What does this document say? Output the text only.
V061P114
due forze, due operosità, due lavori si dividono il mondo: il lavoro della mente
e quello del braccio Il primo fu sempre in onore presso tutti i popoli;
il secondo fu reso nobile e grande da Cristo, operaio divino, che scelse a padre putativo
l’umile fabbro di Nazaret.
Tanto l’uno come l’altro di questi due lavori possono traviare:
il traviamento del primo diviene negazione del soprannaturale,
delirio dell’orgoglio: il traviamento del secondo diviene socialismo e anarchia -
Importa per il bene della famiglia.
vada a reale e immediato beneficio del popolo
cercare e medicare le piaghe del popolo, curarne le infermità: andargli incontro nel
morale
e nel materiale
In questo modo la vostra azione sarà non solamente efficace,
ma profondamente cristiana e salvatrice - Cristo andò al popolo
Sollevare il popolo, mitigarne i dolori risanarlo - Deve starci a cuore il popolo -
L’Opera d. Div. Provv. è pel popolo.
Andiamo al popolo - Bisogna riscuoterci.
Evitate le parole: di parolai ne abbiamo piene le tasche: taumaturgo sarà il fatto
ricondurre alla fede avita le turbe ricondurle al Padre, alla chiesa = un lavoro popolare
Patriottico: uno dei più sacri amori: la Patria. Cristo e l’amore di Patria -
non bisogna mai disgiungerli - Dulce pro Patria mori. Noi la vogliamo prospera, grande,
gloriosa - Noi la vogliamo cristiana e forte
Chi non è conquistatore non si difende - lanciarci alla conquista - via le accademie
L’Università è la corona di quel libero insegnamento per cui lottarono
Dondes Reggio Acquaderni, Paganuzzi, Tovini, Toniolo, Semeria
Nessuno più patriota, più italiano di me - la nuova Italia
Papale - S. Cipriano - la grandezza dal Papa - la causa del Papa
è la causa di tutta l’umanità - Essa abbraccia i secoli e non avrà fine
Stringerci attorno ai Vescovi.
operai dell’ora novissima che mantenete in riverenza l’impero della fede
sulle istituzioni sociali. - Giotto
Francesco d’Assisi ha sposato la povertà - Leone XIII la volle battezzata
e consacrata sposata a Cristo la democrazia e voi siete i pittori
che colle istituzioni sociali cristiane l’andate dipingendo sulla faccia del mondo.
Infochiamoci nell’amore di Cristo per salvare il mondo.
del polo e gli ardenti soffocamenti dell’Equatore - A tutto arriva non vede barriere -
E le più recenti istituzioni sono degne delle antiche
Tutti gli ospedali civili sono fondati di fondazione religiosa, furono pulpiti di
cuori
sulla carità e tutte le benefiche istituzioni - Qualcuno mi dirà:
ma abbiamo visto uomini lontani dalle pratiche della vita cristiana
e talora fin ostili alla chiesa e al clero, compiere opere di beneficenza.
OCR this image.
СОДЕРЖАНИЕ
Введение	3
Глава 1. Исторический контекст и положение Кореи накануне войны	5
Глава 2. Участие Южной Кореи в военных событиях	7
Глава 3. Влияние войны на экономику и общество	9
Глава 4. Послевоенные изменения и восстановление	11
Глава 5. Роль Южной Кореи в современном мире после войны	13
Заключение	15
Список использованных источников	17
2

EXERCISE GOAL: Print only the lines from the one with "OCR this image." to the end of the records, both included.

RESPONSE FOR THIS EXERCISE:
OCR this image.
СОДЕРЖАНИЕ
Введение	3
Глава 1. Исторический контекст и положение Кореи накануне войны	5
Глава 2. Участие Южной Кореи в военных событиях	7
Глава 3. Влияние войны на экономику и общество	9
Глава 4. Послевоенные изменения и восстановление	11
Глава 5. Роль Южной Кореи в современном мире после войны	13
Заключение	15
Список использованных источников	17
2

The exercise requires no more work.